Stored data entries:

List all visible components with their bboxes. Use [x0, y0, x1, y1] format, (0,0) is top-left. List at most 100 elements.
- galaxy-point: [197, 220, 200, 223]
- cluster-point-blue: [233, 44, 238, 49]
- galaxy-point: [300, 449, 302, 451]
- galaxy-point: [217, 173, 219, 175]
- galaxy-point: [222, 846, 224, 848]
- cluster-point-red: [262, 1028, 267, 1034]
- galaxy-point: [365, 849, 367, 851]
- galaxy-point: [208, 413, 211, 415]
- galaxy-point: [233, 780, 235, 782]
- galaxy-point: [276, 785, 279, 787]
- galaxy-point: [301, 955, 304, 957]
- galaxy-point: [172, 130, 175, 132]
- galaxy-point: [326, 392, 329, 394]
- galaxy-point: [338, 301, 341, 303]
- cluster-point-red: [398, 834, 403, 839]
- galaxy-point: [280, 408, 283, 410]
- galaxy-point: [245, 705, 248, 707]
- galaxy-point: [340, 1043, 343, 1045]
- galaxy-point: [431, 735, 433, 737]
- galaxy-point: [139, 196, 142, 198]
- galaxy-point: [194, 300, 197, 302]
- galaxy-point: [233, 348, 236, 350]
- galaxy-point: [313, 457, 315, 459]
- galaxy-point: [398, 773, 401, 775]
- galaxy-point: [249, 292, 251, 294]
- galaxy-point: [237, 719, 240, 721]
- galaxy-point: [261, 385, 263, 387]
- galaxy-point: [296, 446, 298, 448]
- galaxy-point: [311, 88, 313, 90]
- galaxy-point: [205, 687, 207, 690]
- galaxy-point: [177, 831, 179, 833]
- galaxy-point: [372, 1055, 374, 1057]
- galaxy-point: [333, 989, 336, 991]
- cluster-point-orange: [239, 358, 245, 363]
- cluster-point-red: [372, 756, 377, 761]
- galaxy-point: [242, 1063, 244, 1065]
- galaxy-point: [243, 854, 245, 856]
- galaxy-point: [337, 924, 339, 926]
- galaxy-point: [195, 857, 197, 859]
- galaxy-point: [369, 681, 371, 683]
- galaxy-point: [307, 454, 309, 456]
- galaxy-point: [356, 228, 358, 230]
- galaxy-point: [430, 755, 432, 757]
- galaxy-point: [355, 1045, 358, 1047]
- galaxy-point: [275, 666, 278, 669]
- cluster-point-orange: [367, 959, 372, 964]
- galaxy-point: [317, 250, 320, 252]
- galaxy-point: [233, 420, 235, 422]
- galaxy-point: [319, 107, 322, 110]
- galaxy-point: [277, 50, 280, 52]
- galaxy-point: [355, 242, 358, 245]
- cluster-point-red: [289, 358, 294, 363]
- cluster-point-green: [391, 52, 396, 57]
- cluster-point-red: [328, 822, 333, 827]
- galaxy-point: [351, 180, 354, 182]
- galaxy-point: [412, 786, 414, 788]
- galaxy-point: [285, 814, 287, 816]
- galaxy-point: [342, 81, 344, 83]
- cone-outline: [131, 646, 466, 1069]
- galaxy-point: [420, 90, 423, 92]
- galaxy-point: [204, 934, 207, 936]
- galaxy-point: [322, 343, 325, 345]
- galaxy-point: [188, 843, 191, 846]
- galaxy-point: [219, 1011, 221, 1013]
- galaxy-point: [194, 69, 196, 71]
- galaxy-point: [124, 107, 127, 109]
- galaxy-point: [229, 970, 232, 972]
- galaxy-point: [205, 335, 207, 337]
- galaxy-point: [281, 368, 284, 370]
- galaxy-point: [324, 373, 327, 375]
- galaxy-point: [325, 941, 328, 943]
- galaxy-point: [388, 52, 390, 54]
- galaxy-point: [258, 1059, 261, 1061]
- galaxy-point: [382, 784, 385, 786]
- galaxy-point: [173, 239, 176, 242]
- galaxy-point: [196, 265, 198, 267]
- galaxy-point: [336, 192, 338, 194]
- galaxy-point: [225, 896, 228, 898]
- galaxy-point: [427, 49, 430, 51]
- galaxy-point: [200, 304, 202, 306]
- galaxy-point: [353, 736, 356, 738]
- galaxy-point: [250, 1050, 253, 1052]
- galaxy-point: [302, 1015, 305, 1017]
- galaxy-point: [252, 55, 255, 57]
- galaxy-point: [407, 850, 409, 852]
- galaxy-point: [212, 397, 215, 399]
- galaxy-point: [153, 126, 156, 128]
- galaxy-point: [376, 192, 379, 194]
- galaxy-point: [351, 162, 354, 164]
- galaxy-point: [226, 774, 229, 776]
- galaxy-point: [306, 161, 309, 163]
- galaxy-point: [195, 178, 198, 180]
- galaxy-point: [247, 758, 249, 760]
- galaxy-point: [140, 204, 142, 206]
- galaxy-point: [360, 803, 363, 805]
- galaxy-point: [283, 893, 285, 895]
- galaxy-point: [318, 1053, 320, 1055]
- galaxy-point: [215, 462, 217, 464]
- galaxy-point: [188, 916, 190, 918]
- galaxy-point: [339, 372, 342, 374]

### YOUR INSTRUCTIONS
Return all the items above, reproducing every line without any change.

### RESULT
List all visible components with their bboxes. Use [x0, y0, x1, y1] format, (0,0) is top-left. List at most 100 elements.
- galaxy-point: [197, 220, 200, 223]
- cluster-point-blue: [233, 44, 238, 49]
- galaxy-point: [300, 449, 302, 451]
- galaxy-point: [217, 173, 219, 175]
- galaxy-point: [222, 846, 224, 848]
- cluster-point-red: [262, 1028, 267, 1034]
- galaxy-point: [365, 849, 367, 851]
- galaxy-point: [208, 413, 211, 415]
- galaxy-point: [233, 780, 235, 782]
- galaxy-point: [276, 785, 279, 787]
- galaxy-point: [301, 955, 304, 957]
- galaxy-point: [172, 130, 175, 132]
- galaxy-point: [326, 392, 329, 394]
- galaxy-point: [338, 301, 341, 303]
- cluster-point-red: [398, 834, 403, 839]
- galaxy-point: [280, 408, 283, 410]
- galaxy-point: [245, 705, 248, 707]
- galaxy-point: [340, 1043, 343, 1045]
- galaxy-point: [431, 735, 433, 737]
- galaxy-point: [139, 196, 142, 198]
- galaxy-point: [194, 300, 197, 302]
- galaxy-point: [233, 348, 236, 350]
- galaxy-point: [313, 457, 315, 459]
- galaxy-point: [398, 773, 401, 775]
- galaxy-point: [249, 292, 251, 294]
- galaxy-point: [237, 719, 240, 721]
- galaxy-point: [261, 385, 263, 387]
- galaxy-point: [296, 446, 298, 448]
- galaxy-point: [311, 88, 313, 90]
- galaxy-point: [205, 687, 207, 690]
- galaxy-point: [177, 831, 179, 833]
- galaxy-point: [372, 1055, 374, 1057]
- galaxy-point: [333, 989, 336, 991]
- cluster-point-orange: [239, 358, 245, 363]
- cluster-point-red: [372, 756, 377, 761]
- galaxy-point: [242, 1063, 244, 1065]
- galaxy-point: [243, 854, 245, 856]
- galaxy-point: [337, 924, 339, 926]
- galaxy-point: [195, 857, 197, 859]
- galaxy-point: [369, 681, 371, 683]
- galaxy-point: [307, 454, 309, 456]
- galaxy-point: [356, 228, 358, 230]
- galaxy-point: [430, 755, 432, 757]
- galaxy-point: [355, 1045, 358, 1047]
- galaxy-point: [275, 666, 278, 669]
- cluster-point-orange: [367, 959, 372, 964]
- galaxy-point: [317, 250, 320, 252]
- galaxy-point: [233, 420, 235, 422]
- galaxy-point: [319, 107, 322, 110]
- galaxy-point: [277, 50, 280, 52]
- galaxy-point: [355, 242, 358, 245]
- cluster-point-red: [289, 358, 294, 363]
- cluster-point-green: [391, 52, 396, 57]
- cluster-point-red: [328, 822, 333, 827]
- galaxy-point: [351, 180, 354, 182]
- galaxy-point: [412, 786, 414, 788]
- galaxy-point: [285, 814, 287, 816]
- galaxy-point: [342, 81, 344, 83]
- cone-outline: [131, 646, 466, 1069]
- galaxy-point: [420, 90, 423, 92]
- galaxy-point: [204, 934, 207, 936]
- galaxy-point: [322, 343, 325, 345]
- galaxy-point: [188, 843, 191, 846]
- galaxy-point: [219, 1011, 221, 1013]
- galaxy-point: [194, 69, 196, 71]
- galaxy-point: [124, 107, 127, 109]
- galaxy-point: [229, 970, 232, 972]
- galaxy-point: [205, 335, 207, 337]
- galaxy-point: [281, 368, 284, 370]
- galaxy-point: [324, 373, 327, 375]
- galaxy-point: [325, 941, 328, 943]
- galaxy-point: [388, 52, 390, 54]
- galaxy-point: [258, 1059, 261, 1061]
- galaxy-point: [382, 784, 385, 786]
- galaxy-point: [173, 239, 176, 242]
- galaxy-point: [196, 265, 198, 267]
- galaxy-point: [336, 192, 338, 194]
- galaxy-point: [225, 896, 228, 898]
- galaxy-point: [427, 49, 430, 51]
- galaxy-point: [200, 304, 202, 306]
- galaxy-point: [353, 736, 356, 738]
- galaxy-point: [250, 1050, 253, 1052]
- galaxy-point: [302, 1015, 305, 1017]
- galaxy-point: [252, 55, 255, 57]
- galaxy-point: [407, 850, 409, 852]
- galaxy-point: [212, 397, 215, 399]
- galaxy-point: [153, 126, 156, 128]
- galaxy-point: [376, 192, 379, 194]
- galaxy-point: [351, 162, 354, 164]
- galaxy-point: [226, 774, 229, 776]
- galaxy-point: [306, 161, 309, 163]
- galaxy-point: [195, 178, 198, 180]
- galaxy-point: [247, 758, 249, 760]
- galaxy-point: [140, 204, 142, 206]
- galaxy-point: [360, 803, 363, 805]
- galaxy-point: [283, 893, 285, 895]
- galaxy-point: [318, 1053, 320, 1055]
- galaxy-point: [215, 462, 217, 464]
- galaxy-point: [188, 916, 190, 918]
- galaxy-point: [339, 372, 342, 374]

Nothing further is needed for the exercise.